**Do this**
Return the records that follow unaltered. Omit every picture.

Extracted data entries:
======
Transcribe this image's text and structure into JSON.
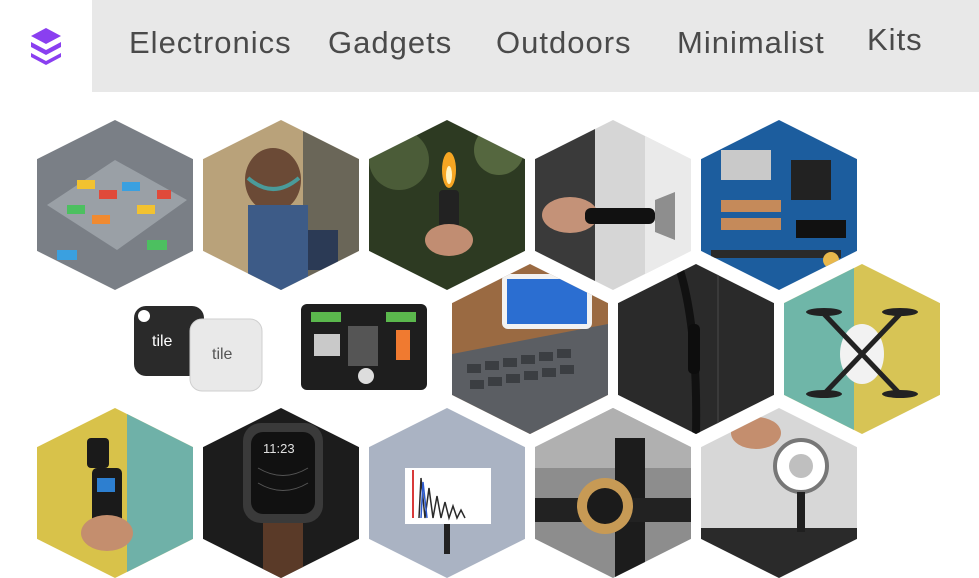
{
  "brand": {
    "logo_icon": "stacked-layers-icon",
    "accent": "#8a3ff0"
  },
  "nav": {
    "items": [
      {
        "label": "Electronics"
      },
      {
        "label": "Gadgets"
      },
      {
        "label": "Outdoors"
      },
      {
        "label": "Minimalist"
      },
      {
        "label": "Kits"
      }
    ]
  },
  "tiles": {
    "row1": [
      "lego-building-plate",
      "bone-conduction-headphones",
      "keychain-lighter",
      "keychain-bottle-opener",
      "arduino-board"
    ],
    "row2": [
      "tile-trackers",
      "cable-organizer-grid",
      "folding-keyboard",
      "braided-cable",
      "mini-drone"
    ],
    "row3": [
      "pocket-gimbal-camera",
      "smartwatch",
      "mini-chart-display",
      "bike-bell",
      "ring-light-phone-mount"
    ],
    "tile_brand_label": "tile",
    "watch_time": "11:23"
  }
}
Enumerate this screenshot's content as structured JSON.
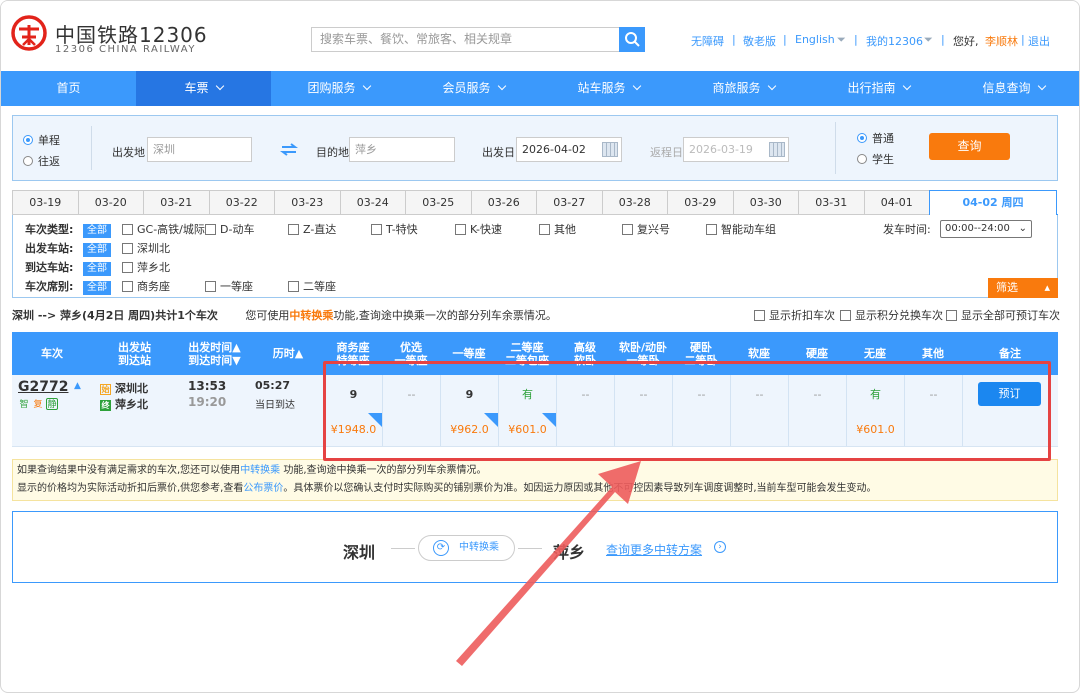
{
  "header": {
    "logo_cn": "中国铁路12306",
    "logo_en": "12306 CHINA RAILWAY",
    "search_placeholder": "搜索车票、餐饮、常旅客、相关规章",
    "links": [
      "无障碍",
      "敬老版",
      "English",
      "我的12306"
    ],
    "greeting": "您好,",
    "user": "李顺林",
    "logout": "退出"
  },
  "nav": [
    "首页",
    "车票",
    "团购服务",
    "会员服务",
    "站车服务",
    "商旅服务",
    "出行指南",
    "信息查询"
  ],
  "query": {
    "oneway": "单程",
    "roundtrip": "往返",
    "from_label": "出发地",
    "from_value": "深圳",
    "to_label": "目的地",
    "to_value": "萍乡",
    "date_label": "出发日",
    "date_value": "2026-04-02",
    "return_label": "返程日",
    "return_value": "2026-03-19",
    "normal": "普通",
    "student": "学生",
    "button": "查询"
  },
  "dates": [
    "03-19",
    "03-20",
    "03-21",
    "03-22",
    "03-23",
    "03-24",
    "03-25",
    "03-26",
    "03-27",
    "03-28",
    "03-29",
    "03-30",
    "03-31",
    "04-01",
    "04-02 周四"
  ],
  "filter": {
    "type_label": "车次类型:",
    "all": "全部",
    "types": [
      "GC-高铁/城际",
      "D-动车",
      "Z-直达",
      "T-特快",
      "K-快速",
      "其他",
      "复兴号",
      "智能动车组"
    ],
    "depart_time_label": "发车时间:",
    "depart_time_value": "00:00--24:00",
    "from_station_label": "出发车站:",
    "from_stations": [
      "深圳北"
    ],
    "to_station_label": "到达车站:",
    "to_stations": [
      "萍乡北"
    ],
    "seat_label": "车次席别:",
    "seats": [
      "商务座",
      "一等座",
      "二等座"
    ],
    "screen_btn": "筛选"
  },
  "summary": {
    "route": "深圳 --> 萍乡(4月2日 周四)共计1个车次",
    "tip_prefix": "您可使用",
    "tip_link": "中转换乘",
    "tip_suffix": "功能,查询途中换乘一次的部分列车余票情况。",
    "options": [
      "显示折扣车次",
      "显示积分兑换车次",
      "显示全部可预订车次"
    ]
  },
  "table": {
    "headers": [
      "车次",
      "出发站\n到达站",
      "出发时间▲\n到达时间▼",
      "历时▲",
      "商务座\n特等座",
      "优选\n一等座",
      "一等座",
      "二等座\n二等包座",
      "高级\n软卧",
      "软卧/动卧\n一等卧",
      "硬卧\n二等卧",
      "软座",
      "硬座",
      "无座",
      "其他",
      "备注"
    ],
    "train": {
      "no": "G2772",
      "tags": [
        "智",
        "复",
        "静"
      ],
      "from": "深圳北",
      "to": "萍乡北",
      "depart": "13:53",
      "arrive": "19:20",
      "duration": "05:27",
      "arrive_day": "当日到达",
      "seats": [
        "9",
        "--",
        "9",
        "有",
        "--",
        "--",
        "--",
        "--",
        "--",
        "有",
        "--"
      ],
      "prices": [
        "¥1948.0",
        "",
        "¥962.0",
        "¥601.0",
        "",
        "",
        "",
        "",
        "",
        "¥601.0",
        ""
      ],
      "book": "预订"
    }
  },
  "note": {
    "line1_a": "如果查询结果中没有满足需求的车次,您还可以使用",
    "line1_link": "中转换乘",
    "line1_b": " 功能,查询途中换乘一次的部分列车余票情况。",
    "line2_a": "显示的价格均为实际活动折扣后票价,供您参考,查看",
    "line2_link": "公布票价",
    "line2_b": "。具体票价以您确认支付时实际购买的铺别票价为准。如因运力原因或其他不可控因素导致列车调度调整时,当前车型可能会发生变动。"
  },
  "transfer": {
    "from": "深圳",
    "btn": "中转换乘",
    "to": "萍乡",
    "more": "查询更多中转方案"
  }
}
======
**Final answer**
Transcribe this image's text and structure into JSON.
{
  "brand": {
    "logo_icon": "stacked-layers-icon",
    "accent": "#8a3ff0"
  },
  "nav": {
    "items": [
      {
        "label": "Electronics"
      },
      {
        "label": "Gadgets"
      },
      {
        "label": "Outdoors"
      },
      {
        "label": "Minimalist"
      },
      {
        "label": "Kits"
      }
    ]
  },
  "tiles": {
    "row1": [
      "lego-building-plate",
      "bone-conduction-headphones",
      "keychain-lighter",
      "keychain-bottle-opener",
      "arduino-board"
    ],
    "row2": [
      "tile-trackers",
      "cable-organizer-grid",
      "folding-keyboard",
      "braided-cable",
      "mini-drone"
    ],
    "row3": [
      "pocket-gimbal-camera",
      "smartwatch",
      "mini-chart-display",
      "bike-bell",
      "ring-light-phone-mount"
    ],
    "tile_brand_label": "tile",
    "watch_time": "11:23"
  }
}
Enumerate this screenshot's content as structured JSON.
{
  "header": {
    "logo_cn": "中国铁路12306",
    "logo_en": "12306 CHINA RAILWAY",
    "search_placeholder": "搜索车票、餐饮、常旅客、相关规章",
    "links": [
      "无障碍",
      "敬老版",
      "English",
      "我的12306"
    ],
    "greeting": "您好,",
    "user": "李顺林",
    "logout": "退出"
  },
  "nav": [
    "首页",
    "车票",
    "团购服务",
    "会员服务",
    "站车服务",
    "商旅服务",
    "出行指南",
    "信息查询"
  ],
  "query": {
    "oneway": "单程",
    "roundtrip": "往返",
    "from_label": "出发地",
    "from_value": "深圳",
    "to_label": "目的地",
    "to_value": "萍乡",
    "date_label": "出发日",
    "date_value": "2026-04-02",
    "return_label": "返程日",
    "return_value": "2026-03-19",
    "normal": "普通",
    "student": "学生",
    "button": "查询"
  },
  "dates": [
    "03-19",
    "03-20",
    "03-21",
    "03-22",
    "03-23",
    "03-24",
    "03-25",
    "03-26",
    "03-27",
    "03-28",
    "03-29",
    "03-30",
    "03-31",
    "04-01",
    "04-02 周四"
  ],
  "filter": {
    "type_label": "车次类型:",
    "all": "全部",
    "types": [
      "GC-高铁/城际",
      "D-动车",
      "Z-直达",
      "T-特快",
      "K-快速",
      "其他",
      "复兴号",
      "智能动车组"
    ],
    "depart_time_label": "发车时间:",
    "depart_time_value": "00:00--24:00",
    "from_station_label": "出发车站:",
    "from_stations": [
      "深圳北"
    ],
    "to_station_label": "到达车站:",
    "to_stations": [
      "萍乡北"
    ],
    "seat_label": "车次席别:",
    "seats": [
      "商务座",
      "一等座",
      "二等座"
    ],
    "screen_btn": "筛选"
  },
  "summary": {
    "route": "深圳 --> 萍乡(4月2日 周四)共计1个车次",
    "tip_prefix": "您可使用",
    "tip_link": "中转换乘",
    "tip_suffix": "功能,查询途中换乘一次的部分列车余票情况。",
    "options": [
      "显示折扣车次",
      "显示积分兑换车次",
      "显示全部可预订车次"
    ]
  },
  "table": {
    "headers": [
      "车次",
      "出发站\n到达站",
      "出发时间▲\n到达时间▼",
      "历时▲",
      "商务座\n特等座",
      "优选\n一等座",
      "一等座",
      "二等座\n二等包座",
      "高级\n软卧",
      "软卧/动卧\n一等卧",
      "硬卧\n二等卧",
      "软座",
      "硬座",
      "无座",
      "其他",
      "备注"
    ],
    "train": {
      "no": "G2772",
      "tags": [
        "智",
        "复",
        "静"
      ],
      "from": "深圳北",
      "to": "萍乡北",
      "depart": "13:53",
      "arrive": "19:20",
      "duration": "05:27",
      "arrive_day": "当日到达",
      "seats": [
        "9",
        "--",
        "9",
        "有",
        "--",
        "--",
        "--",
        "--",
        "--",
        "有",
        "--"
      ],
      "prices": [
        "¥1948.0",
        "",
        "¥962.0",
        "¥601.0",
        "",
        "",
        "",
        "",
        "",
        "¥601.0",
        ""
      ],
      "book": "预订"
    }
  },
  "note": {
    "line1_a": "如果查询结果中没有满足需求的车次,您还可以使用",
    "line1_link": "中转换乘",
    "line1_b": " 功能,查询途中换乘一次的部分列车余票情况。",
    "line2_a": "显示的价格均为实际活动折扣后票价,供您参考,查看",
    "line2_link": "公布票价",
    "line2_b": "。具体票价以您确认支付时实际购买的铺别票价为准。如因运力原因或其他不可控因素导致列车调度调整时,当前车型可能会发生变动。"
  },
  "transfer": {
    "from": "深圳",
    "btn": "中转换乘",
    "to": "萍乡",
    "more": "查询更多中转方案"
  }
}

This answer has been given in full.